# Objective:
Quote the entries in full, character for character, without their images.

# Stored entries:
## begin
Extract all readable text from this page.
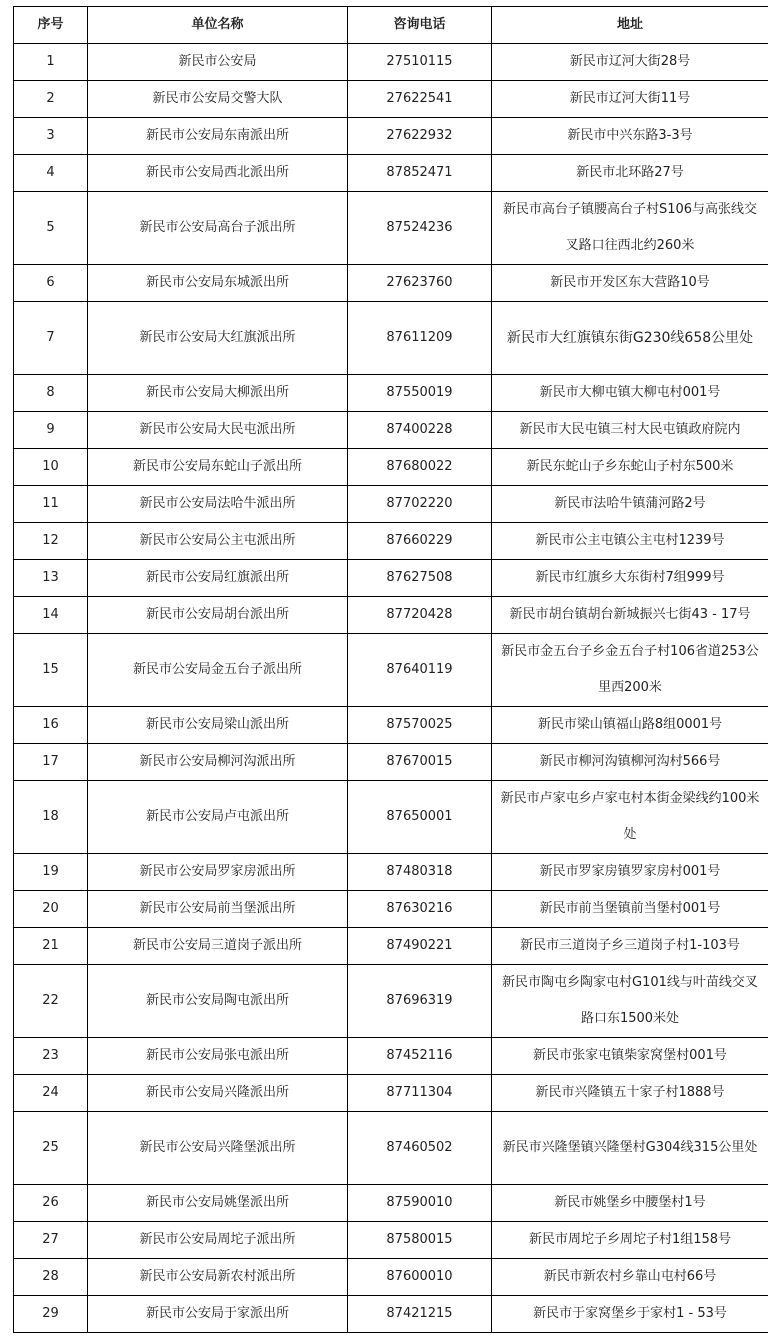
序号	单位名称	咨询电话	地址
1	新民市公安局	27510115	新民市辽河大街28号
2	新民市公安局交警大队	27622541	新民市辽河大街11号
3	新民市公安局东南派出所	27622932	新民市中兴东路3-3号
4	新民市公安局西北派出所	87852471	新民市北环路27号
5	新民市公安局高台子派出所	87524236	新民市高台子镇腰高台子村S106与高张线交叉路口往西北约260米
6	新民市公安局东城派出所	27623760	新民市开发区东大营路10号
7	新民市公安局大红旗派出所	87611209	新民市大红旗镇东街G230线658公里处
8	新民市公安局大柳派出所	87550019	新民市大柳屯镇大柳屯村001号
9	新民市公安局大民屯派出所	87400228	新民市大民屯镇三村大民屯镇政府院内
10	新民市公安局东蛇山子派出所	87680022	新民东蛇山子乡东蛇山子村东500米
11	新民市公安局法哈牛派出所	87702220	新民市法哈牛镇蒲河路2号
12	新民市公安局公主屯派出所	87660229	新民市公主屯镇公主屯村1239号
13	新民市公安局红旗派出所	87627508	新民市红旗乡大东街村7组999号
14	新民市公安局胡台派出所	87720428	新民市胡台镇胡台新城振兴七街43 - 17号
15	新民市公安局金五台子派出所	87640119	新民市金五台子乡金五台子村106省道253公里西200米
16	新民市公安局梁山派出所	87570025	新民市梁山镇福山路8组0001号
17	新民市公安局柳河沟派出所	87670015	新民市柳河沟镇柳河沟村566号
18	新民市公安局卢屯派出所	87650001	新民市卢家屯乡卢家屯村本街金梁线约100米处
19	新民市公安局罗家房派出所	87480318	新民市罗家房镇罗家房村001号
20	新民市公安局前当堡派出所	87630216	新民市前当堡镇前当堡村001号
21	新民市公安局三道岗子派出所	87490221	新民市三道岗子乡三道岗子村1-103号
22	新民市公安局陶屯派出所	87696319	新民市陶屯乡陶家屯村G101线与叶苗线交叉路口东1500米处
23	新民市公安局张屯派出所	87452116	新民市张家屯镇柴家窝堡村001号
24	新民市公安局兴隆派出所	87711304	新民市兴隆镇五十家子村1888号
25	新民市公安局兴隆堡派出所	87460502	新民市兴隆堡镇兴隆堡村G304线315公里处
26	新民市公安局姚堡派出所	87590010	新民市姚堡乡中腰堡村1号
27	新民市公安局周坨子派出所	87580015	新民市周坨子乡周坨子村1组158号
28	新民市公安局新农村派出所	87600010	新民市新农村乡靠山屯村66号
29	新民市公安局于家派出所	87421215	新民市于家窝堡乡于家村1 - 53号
## end
# In response:
Extract all readable text from this page.
序号	单位名称	咨询电话	地址
1	新民市公安局	27510115	新民市辽河大街28号
2	新民市公安局交警大队	27622541	新民市辽河大街11号
3	新民市公安局东南派出所	27622932	新民市中兴东路3-3号
4	新民市公安局西北派出所	87852471	新民市北环路27号
5	新民市公安局高台子派出所	87524236	新民市高台子镇腰高台子村S106与高张线交叉路口往西北约260米
6	新民市公安局东城派出所	27623760	新民市开发区东大营路10号
7	新民市公安局大红旗派出所	87611209	新民市大红旗镇东街G230线658公里处
8	新民市公安局大柳派出所	87550019	新民市大柳屯镇大柳屯村001号
9	新民市公安局大民屯派出所	87400228	新民市大民屯镇三村大民屯镇政府院内
10	新民市公安局东蛇山子派出所	87680022	新民东蛇山子乡东蛇山子村东500米
11	新民市公安局法哈牛派出所	87702220	新民市法哈牛镇蒲河路2号
12	新民市公安局公主屯派出所	87660229	新民市公主屯镇公主屯村1239号
13	新民市公安局红旗派出所	87627508	新民市红旗乡大东街村7组999号
14	新民市公安局胡台派出所	87720428	新民市胡台镇胡台新城振兴七街43 - 17号
15	新民市公安局金五台子派出所	87640119	新民市金五台子乡金五台子村106省道253公里西200米
16	新民市公安局梁山派出所	87570025	新民市梁山镇福山路8组0001号
17	新民市公安局柳河沟派出所	87670015	新民市柳河沟镇柳河沟村566号
18	新民市公安局卢屯派出所	87650001	新民市卢家屯乡卢家屯村本街金梁线约100米处
19	新民市公安局罗家房派出所	87480318	新民市罗家房镇罗家房村001号
20	新民市公安局前当堡派出所	87630216	新民市前当堡镇前当堡村001号
21	新民市公安局三道岗子派出所	87490221	新民市三道岗子乡三道岗子村1-103号
22	新民市公安局陶屯派出所	87696319	新民市陶屯乡陶家屯村G101线与叶苗线交叉路口东1500米处
23	新民市公安局张屯派出所	87452116	新民市张家屯镇柴家窝堡村001号
24	新民市公安局兴隆派出所	87711304	新民市兴隆镇五十家子村1888号
25	新民市公安局兴隆堡派出所	87460502	新民市兴隆堡镇兴隆堡村G304线315公里处
26	新民市公安局姚堡派出所	87590010	新民市姚堡乡中腰堡村1号
27	新民市公安局周坨子派出所	87580015	新民市周坨子乡周坨子村1组158号
28	新民市公安局新农村派出所	87600010	新民市新农村乡靠山屯村66号
29	新民市公安局于家派出所	87421215	新民市于家窝堡乡于家村1 - 53号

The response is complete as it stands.